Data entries
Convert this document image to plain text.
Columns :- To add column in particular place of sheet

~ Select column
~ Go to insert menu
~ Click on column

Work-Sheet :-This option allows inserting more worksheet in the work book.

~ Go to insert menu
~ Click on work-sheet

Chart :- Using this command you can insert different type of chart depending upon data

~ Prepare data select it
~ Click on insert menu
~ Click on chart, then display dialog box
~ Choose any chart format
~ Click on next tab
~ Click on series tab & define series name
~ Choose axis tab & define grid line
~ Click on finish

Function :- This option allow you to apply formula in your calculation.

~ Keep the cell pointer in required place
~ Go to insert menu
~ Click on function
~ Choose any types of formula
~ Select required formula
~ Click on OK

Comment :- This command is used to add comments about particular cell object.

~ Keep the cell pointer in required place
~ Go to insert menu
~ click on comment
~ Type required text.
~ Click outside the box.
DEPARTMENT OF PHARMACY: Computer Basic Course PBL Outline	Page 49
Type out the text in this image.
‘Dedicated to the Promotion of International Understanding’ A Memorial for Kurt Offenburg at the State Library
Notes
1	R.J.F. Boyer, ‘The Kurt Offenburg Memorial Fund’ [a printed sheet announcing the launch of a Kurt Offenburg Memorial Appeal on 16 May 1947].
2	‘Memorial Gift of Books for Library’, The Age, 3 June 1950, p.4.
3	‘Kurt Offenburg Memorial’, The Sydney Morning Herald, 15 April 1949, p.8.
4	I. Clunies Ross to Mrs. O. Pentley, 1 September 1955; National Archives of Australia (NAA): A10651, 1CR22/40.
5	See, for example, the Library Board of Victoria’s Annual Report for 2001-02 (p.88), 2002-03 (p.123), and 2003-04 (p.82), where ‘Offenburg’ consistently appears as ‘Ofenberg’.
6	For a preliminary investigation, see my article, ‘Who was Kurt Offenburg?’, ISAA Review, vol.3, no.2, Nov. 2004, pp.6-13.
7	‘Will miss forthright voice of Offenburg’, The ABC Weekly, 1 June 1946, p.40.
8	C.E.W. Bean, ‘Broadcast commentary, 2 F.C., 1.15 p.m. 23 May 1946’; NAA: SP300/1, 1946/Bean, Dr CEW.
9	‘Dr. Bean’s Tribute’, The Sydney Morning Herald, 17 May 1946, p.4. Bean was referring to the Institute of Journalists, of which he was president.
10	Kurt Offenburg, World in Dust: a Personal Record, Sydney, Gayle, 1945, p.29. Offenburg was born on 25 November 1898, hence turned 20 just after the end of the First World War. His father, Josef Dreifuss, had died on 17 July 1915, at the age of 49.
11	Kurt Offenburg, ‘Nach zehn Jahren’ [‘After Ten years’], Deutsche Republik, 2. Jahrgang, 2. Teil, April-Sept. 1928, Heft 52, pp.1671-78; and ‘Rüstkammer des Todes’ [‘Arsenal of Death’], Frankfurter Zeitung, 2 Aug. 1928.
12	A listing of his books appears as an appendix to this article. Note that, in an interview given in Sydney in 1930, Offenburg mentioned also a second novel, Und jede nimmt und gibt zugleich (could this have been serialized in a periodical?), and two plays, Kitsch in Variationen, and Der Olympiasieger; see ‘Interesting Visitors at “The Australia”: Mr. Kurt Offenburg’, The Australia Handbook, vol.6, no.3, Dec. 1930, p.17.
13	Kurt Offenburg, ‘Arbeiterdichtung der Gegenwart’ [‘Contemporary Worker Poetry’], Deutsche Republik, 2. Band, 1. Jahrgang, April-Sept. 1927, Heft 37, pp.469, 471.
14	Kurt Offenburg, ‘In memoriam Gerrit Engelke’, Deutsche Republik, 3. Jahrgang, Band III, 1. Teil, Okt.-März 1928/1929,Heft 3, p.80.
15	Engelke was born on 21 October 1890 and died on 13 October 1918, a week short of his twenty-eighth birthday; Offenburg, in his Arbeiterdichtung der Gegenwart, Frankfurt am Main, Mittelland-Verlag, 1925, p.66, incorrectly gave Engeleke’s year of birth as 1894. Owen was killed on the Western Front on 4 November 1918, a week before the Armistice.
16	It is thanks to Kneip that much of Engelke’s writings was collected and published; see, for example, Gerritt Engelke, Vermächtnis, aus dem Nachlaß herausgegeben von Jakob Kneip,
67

### TASK STATEMENT:
Of the lines in the material, how many hold the word "Jahrgang"? Reply with the number only.

### SOLUTION FOR THIS PROBLEM:
3